+++ INPUT RECORDS

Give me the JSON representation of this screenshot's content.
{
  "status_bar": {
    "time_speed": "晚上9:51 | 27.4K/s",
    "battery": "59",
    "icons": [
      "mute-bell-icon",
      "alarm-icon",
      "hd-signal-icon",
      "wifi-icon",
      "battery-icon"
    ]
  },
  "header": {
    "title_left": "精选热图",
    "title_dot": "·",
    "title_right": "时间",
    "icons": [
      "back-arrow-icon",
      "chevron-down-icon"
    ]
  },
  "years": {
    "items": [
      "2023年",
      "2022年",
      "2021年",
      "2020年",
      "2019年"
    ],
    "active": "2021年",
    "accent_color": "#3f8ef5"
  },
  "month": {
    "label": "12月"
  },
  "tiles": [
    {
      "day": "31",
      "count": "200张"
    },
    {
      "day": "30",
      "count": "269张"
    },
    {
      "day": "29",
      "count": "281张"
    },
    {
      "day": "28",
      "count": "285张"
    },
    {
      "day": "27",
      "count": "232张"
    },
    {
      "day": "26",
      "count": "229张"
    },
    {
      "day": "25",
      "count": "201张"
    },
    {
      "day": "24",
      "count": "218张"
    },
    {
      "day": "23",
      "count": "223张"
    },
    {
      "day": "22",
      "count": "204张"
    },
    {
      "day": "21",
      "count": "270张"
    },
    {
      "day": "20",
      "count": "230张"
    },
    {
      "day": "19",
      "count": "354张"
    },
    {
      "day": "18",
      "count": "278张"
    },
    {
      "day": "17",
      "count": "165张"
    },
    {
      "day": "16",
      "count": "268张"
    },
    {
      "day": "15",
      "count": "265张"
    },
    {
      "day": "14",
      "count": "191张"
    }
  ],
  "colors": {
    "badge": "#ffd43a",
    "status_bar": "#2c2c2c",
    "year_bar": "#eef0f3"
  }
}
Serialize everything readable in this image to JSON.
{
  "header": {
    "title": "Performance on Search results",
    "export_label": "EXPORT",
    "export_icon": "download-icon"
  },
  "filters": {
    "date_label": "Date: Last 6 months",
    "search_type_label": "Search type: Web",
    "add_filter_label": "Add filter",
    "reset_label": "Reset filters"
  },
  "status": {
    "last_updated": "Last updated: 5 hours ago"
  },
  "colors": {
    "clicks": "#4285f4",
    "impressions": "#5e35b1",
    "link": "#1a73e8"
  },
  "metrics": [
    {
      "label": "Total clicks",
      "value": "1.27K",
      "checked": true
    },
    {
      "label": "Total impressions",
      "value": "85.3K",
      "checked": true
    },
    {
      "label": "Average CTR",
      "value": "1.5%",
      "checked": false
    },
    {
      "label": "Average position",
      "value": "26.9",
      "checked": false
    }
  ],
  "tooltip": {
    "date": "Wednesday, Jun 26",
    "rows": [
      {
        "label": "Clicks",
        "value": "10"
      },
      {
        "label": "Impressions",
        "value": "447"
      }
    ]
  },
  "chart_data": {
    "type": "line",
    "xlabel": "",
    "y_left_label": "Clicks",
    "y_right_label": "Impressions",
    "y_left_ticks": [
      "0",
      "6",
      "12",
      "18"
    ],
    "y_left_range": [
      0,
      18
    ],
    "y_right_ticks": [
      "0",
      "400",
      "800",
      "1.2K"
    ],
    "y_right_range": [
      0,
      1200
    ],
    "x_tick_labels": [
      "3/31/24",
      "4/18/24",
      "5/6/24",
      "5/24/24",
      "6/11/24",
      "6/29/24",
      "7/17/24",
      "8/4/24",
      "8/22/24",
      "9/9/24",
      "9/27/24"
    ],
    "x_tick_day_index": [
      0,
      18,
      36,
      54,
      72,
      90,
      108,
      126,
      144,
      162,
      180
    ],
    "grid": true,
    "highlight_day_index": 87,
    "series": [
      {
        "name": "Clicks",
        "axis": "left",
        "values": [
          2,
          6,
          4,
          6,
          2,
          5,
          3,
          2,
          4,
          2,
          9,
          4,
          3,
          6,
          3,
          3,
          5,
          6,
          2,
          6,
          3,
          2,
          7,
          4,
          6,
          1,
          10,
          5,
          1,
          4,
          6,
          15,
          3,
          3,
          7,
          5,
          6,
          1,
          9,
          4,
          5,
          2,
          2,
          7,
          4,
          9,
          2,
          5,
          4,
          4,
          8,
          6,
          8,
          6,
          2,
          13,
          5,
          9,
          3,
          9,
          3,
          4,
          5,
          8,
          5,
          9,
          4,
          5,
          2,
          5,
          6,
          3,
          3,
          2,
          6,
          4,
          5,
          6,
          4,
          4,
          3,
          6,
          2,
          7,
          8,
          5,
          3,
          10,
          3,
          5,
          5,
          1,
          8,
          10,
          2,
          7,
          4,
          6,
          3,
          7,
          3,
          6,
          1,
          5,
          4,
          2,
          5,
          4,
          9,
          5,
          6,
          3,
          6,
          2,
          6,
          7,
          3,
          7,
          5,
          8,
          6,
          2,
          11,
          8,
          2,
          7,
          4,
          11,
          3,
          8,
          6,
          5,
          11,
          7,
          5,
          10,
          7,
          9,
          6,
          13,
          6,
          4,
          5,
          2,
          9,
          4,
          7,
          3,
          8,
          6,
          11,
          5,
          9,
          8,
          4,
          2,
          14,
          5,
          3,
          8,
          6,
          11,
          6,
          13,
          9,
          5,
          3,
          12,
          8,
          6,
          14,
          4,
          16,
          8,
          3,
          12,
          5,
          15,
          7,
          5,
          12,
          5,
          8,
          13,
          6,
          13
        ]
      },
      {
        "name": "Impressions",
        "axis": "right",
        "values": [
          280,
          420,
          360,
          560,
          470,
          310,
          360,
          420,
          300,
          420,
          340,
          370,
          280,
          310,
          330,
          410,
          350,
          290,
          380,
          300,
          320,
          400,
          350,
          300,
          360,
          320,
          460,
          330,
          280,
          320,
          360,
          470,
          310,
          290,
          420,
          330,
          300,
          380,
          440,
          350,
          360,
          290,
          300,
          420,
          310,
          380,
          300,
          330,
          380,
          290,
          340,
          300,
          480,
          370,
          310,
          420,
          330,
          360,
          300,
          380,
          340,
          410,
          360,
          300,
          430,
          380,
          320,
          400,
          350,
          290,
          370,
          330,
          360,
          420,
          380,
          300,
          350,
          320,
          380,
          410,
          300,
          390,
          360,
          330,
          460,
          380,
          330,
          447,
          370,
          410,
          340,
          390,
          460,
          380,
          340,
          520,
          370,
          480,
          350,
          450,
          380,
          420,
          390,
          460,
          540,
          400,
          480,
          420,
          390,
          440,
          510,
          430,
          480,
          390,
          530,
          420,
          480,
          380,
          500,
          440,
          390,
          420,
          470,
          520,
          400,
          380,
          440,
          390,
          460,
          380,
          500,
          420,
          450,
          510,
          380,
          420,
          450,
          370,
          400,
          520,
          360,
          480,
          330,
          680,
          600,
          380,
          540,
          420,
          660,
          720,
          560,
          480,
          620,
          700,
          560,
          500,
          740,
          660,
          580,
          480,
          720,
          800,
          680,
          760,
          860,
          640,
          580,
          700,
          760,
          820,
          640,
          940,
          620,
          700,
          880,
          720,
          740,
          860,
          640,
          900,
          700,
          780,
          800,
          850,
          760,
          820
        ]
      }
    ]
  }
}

++++++

■ DIRECTION
Write the data back out verbatim.

■ REPLY
Give me the JSON representation of this screenshot's content.
{
  "status_bar": {
    "time_speed": "晚上9:51 | 27.4K/s",
    "battery": "59",
    "icons": [
      "mute-bell-icon",
      "alarm-icon",
      "hd-signal-icon",
      "wifi-icon",
      "battery-icon"
    ]
  },
  "header": {
    "title_left": "精选热图",
    "title_dot": "·",
    "title_right": "时间",
    "icons": [
      "back-arrow-icon",
      "chevron-down-icon"
    ]
  },
  "years": {
    "items": [
      "2023年",
      "2022年",
      "2021年",
      "2020年",
      "2019年"
    ],
    "active": "2021年",
    "accent_color": "#3f8ef5"
  },
  "month": {
    "label": "12月"
  },
  "tiles": [
    {
      "day": "31",
      "count": "200张"
    },
    {
      "day": "30",
      "count": "269张"
    },
    {
      "day": "29",
      "count": "281张"
    },
    {
      "day": "28",
      "count": "285张"
    },
    {
      "day": "27",
      "count": "232张"
    },
    {
      "day": "26",
      "count": "229张"
    },
    {
      "day": "25",
      "count": "201张"
    },
    {
      "day": "24",
      "count": "218张"
    },
    {
      "day": "23",
      "count": "223张"
    },
    {
      "day": "22",
      "count": "204张"
    },
    {
      "day": "21",
      "count": "270张"
    },
    {
      "day": "20",
      "count": "230张"
    },
    {
      "day": "19",
      "count": "354张"
    },
    {
      "day": "18",
      "count": "278张"
    },
    {
      "day": "17",
      "count": "165张"
    },
    {
      "day": "16",
      "count": "268张"
    },
    {
      "day": "15",
      "count": "265张"
    },
    {
      "day": "14",
      "count": "191张"
    }
  ],
  "colors": {
    "badge": "#ffd43a",
    "status_bar": "#2c2c2c",
    "year_bar": "#eef0f3"
  }
}
Serialize everything readable in this image to JSON.
{
  "header": {
    "title": "Performance on Search results",
    "export_label": "EXPORT",
    "export_icon": "download-icon"
  },
  "filters": {
    "date_label": "Date: Last 6 months",
    "search_type_label": "Search type: Web",
    "add_filter_label": "Add filter",
    "reset_label": "Reset filters"
  },
  "status": {
    "last_updated": "Last updated: 5 hours ago"
  },
  "colors": {
    "clicks": "#4285f4",
    "impressions": "#5e35b1",
    "link": "#1a73e8"
  },
  "metrics": [
    {
      "label": "Total clicks",
      "value": "1.27K",
      "checked": true
    },
    {
      "label": "Total impressions",
      "value": "85.3K",
      "checked": true
    },
    {
      "label": "Average CTR",
      "value": "1.5%",
      "checked": false
    },
    {
      "label": "Average position",
      "value": "26.9",
      "checked": false
    }
  ],
  "tooltip": {
    "date": "Wednesday, Jun 26",
    "rows": [
      {
        "label": "Clicks",
        "value": "10"
      },
      {
        "label": "Impressions",
        "value": "447"
      }
    ]
  },
  "chart_data": {
    "type": "line",
    "xlabel": "",
    "y_left_label": "Clicks",
    "y_right_label": "Impressions",
    "y_left_ticks": [
      "0",
      "6",
      "12",
      "18"
    ],
    "y_left_range": [
      0,
      18
    ],
    "y_right_ticks": [
      "0",
      "400",
      "800",
      "1.2K"
    ],
    "y_right_range": [
      0,
      1200
    ],
    "x_tick_labels": [
      "3/31/24",
      "4/18/24",
      "5/6/24",
      "5/24/24",
      "6/11/24",
      "6/29/24",
      "7/17/24",
      "8/4/24",
      "8/22/24",
      "9/9/24",
      "9/27/24"
    ],
    "x_tick_day_index": [
      0,
      18,
      36,
      54,
      72,
      90,
      108,
      126,
      144,
      162,
      180
    ],
    "grid": true,
    "highlight_day_index": 87,
    "series": [
      {
        "name": "Clicks",
        "axis": "left",
        "values": [
          2,
          6,
          4,
          6,
          2,
          5,
          3,
          2,
          4,
          2,
          9,
          4,
          3,
          6,
          3,
          3,
          5,
          6,
          2,
          6,
          3,
          2,
          7,
          4,
          6,
          1,
          10,
          5,
          1,
          4,
          6,
          15,
          3,
          3,
          7,
          5,
          6,
          1,
          9,
          4,
          5,
          2,
          2,
          7,
          4,
          9,
          2,
          5,
          4,
          4,
          8,
          6,
          8,
          6,
          2,
          13,
          5,
          9,
          3,
          9,
          3,
          4,
          5,
          8,
          5,
          9,
          4,
          5,
          2,
          5,
          6,
          3,
          3,
          2,
          6,
          4,
          5,
          6,
          4,
          4,
          3,
          6,
          2,
          7,
          8,
          5,
          3,
          10,
          3,
          5,
          5,
          1,
          8,
          10,
          2,
          7,
          4,
          6,
          3,
          7,
          3,
          6,
          1,
          5,
          4,
          2,
          5,
          4,
          9,
          5,
          6,
          3,
          6,
          2,
          6,
          7,
          3,
          7,
          5,
          8,
          6,
          2,
          11,
          8,
          2,
          7,
          4,
          11,
          3,
          8,
          6,
          5,
          11,
          7,
          5,
          10,
          7,
          9,
          6,
          13,
          6,
          4,
          5,
          2,
          9,
          4,
          7,
          3,
          8,
          6,
          11,
          5,
          9,
          8,
          4,
          2,
          14,
          5,
          3,
          8,
          6,
          11,
          6,
          13,
          9,
          5,
          3,
          12,
          8,
          6,
          14,
          4,
          16,
          8,
          3,
          12,
          5,
          15,
          7,
          5,
          12,
          5,
          8,
          13,
          6,
          13
        ]
      },
      {
        "name": "Impressions",
        "axis": "right",
        "values": [
          280,
          420,
          360,
          560,
          470,
          310,
          360,
          420,
          300,
          420,
          340,
          370,
          280,
          310,
          330,
          410,
          350,
          290,
          380,
          300,
          320,
          400,
          350,
          300,
          360,
          320,
          460,
          330,
          280,
          320,
          360,
          470,
          310,
          290,
          420,
          330,
          300,
          380,
          440,
          350,
          360,
          290,
          300,
          420,
          310,
          380,
          300,
          330,
          380,
          290,
          340,
          300,
          480,
          370,
          310,
          420,
          330,
          360,
          300,
          380,
          340,
          410,
          360,
          300,
          430,
          380,
          320,
          400,
          350,
          290,
          370,
          330,
          360,
          420,
          380,
          300,
          350,
          320,
          380,
          410,
          300,
          390,
          360,
          330,
          460,
          380,
          330,
          447,
          370,
          410,
          340,
          390,
          460,
          380,
          340,
          520,
          370,
          480,
          350,
          450,
          380,
          420,
          390,
          460,
          540,
          400,
          480,
          420,
          390,
          440,
          510,
          430,
          480,
          390,
          530,
          420,
          480,
          380,
          500,
          440,
          390,
          420,
          470,
          520,
          400,
          380,
          440,
          390,
          460,
          380,
          500,
          420,
          450,
          510,
          380,
          420,
          450,
          370,
          400,
          520,
          360,
          480,
          330,
          680,
          600,
          380,
          540,
          420,
          660,
          720,
          560,
          480,
          620,
          700,
          560,
          500,
          740,
          660,
          580,
          480,
          720,
          800,
          680,
          760,
          860,
          640,
          580,
          700,
          760,
          820,
          640,
          940,
          620,
          700,
          880,
          720,
          740,
          860,
          640,
          900,
          700,
          780,
          800,
          850,
          760,
          820
        ]
      }
    ]
  }
}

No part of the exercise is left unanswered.